▶ **Required work**
Go through the entries one line at a time, and gather every line that has the word "sets".

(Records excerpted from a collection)
******

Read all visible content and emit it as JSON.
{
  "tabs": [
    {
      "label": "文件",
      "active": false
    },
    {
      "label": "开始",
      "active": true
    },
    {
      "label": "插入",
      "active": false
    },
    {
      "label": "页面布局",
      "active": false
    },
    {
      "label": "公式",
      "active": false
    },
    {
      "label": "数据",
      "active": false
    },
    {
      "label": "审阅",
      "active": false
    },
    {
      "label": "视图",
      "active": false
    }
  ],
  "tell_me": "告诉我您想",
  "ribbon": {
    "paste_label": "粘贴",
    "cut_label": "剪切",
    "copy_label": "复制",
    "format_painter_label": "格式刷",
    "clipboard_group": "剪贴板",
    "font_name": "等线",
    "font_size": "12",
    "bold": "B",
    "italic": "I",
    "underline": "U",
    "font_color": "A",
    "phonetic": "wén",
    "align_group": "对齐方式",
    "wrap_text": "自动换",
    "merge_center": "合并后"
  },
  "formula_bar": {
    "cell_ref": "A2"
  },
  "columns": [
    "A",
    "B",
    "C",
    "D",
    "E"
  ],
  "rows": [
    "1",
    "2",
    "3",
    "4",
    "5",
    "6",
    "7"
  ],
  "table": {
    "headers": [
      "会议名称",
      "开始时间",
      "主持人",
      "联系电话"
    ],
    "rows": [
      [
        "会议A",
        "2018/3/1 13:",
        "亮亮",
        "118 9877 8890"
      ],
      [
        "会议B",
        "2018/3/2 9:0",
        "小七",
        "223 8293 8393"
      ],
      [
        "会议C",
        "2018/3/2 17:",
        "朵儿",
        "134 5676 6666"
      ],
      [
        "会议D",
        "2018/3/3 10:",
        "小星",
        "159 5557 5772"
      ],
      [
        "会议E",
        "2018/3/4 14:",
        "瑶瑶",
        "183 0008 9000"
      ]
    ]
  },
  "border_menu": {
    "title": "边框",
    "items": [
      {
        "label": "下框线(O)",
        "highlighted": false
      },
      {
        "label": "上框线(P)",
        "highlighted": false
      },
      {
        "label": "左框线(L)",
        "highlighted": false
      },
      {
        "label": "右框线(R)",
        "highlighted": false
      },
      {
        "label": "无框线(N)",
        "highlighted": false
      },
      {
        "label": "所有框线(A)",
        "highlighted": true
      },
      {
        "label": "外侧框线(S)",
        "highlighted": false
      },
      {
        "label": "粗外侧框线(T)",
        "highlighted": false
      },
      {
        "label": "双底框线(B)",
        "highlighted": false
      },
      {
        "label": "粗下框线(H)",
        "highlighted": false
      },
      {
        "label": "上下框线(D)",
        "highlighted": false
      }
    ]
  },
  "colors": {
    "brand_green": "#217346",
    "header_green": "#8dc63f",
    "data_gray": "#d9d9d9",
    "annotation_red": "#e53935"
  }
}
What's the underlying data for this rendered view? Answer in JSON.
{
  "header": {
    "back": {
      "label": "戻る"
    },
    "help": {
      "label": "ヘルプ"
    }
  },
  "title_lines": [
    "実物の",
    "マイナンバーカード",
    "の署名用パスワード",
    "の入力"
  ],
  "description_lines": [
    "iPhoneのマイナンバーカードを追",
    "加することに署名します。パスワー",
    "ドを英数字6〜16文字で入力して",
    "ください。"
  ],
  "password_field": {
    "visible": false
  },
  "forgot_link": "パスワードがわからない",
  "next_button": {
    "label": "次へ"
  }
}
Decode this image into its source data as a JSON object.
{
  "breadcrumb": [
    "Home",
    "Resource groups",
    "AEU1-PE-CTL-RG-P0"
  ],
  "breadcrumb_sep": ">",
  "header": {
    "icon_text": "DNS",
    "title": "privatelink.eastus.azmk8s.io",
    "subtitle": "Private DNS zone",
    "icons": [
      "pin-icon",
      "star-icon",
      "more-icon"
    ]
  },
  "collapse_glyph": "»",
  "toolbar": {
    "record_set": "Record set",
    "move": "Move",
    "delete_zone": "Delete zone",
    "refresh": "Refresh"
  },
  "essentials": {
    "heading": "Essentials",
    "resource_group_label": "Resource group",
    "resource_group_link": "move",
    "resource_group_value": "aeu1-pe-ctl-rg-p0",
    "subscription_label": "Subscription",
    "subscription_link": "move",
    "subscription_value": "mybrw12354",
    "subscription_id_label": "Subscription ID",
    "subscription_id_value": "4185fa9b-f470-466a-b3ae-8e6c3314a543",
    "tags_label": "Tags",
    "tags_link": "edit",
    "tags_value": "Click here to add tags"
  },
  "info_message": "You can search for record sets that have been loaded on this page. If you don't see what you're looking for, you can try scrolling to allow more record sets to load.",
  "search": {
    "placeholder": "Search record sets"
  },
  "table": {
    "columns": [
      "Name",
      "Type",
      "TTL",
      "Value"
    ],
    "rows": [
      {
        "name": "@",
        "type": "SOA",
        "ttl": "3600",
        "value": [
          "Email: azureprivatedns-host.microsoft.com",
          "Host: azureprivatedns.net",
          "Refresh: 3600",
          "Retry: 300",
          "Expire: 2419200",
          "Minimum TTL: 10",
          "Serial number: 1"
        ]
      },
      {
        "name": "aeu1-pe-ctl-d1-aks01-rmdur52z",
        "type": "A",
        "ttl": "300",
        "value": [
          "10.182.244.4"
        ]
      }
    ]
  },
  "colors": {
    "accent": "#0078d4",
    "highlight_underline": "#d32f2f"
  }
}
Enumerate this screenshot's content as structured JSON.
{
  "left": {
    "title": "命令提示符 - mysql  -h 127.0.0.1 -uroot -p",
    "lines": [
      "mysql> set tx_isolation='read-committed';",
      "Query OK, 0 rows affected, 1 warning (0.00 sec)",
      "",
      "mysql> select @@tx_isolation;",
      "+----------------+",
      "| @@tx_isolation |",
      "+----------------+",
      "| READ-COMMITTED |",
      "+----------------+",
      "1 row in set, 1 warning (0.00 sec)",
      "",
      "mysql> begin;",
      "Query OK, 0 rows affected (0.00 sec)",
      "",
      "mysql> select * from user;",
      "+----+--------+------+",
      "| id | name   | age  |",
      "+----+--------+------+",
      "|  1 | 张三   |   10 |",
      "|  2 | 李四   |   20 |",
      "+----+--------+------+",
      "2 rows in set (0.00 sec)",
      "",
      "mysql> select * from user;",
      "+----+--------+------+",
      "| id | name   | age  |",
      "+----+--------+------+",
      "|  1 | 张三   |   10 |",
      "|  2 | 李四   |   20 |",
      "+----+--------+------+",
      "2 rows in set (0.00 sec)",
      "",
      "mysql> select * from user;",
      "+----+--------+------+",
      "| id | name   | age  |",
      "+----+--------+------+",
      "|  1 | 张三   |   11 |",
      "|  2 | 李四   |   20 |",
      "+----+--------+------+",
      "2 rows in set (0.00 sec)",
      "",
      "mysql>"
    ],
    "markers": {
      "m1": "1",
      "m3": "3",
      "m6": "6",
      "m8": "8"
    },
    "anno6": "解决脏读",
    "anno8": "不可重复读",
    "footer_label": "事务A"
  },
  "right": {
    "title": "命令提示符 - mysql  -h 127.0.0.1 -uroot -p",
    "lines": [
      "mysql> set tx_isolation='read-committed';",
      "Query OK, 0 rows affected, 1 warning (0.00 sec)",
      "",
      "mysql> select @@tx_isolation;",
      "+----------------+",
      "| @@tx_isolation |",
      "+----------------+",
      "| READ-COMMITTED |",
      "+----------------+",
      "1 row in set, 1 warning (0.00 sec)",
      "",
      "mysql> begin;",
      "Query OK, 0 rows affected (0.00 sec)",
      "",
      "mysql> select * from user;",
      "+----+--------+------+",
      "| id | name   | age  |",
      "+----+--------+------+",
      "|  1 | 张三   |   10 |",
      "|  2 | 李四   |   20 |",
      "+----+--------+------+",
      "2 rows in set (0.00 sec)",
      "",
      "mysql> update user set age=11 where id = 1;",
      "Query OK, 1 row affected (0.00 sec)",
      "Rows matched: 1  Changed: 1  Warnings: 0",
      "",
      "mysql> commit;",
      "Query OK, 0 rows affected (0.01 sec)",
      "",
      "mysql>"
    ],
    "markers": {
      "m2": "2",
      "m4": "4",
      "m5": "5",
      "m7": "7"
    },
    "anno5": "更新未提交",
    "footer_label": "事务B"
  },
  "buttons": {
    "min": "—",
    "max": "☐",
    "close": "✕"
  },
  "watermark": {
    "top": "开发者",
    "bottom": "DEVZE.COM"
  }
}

******

▶ **Full response**
  "info_message": "You can search for record sets that have been loaded on this page. If you don't see what you're looking for, you can try scrolling to allow more record sets to load.",
    "placeholder": "Search record sets"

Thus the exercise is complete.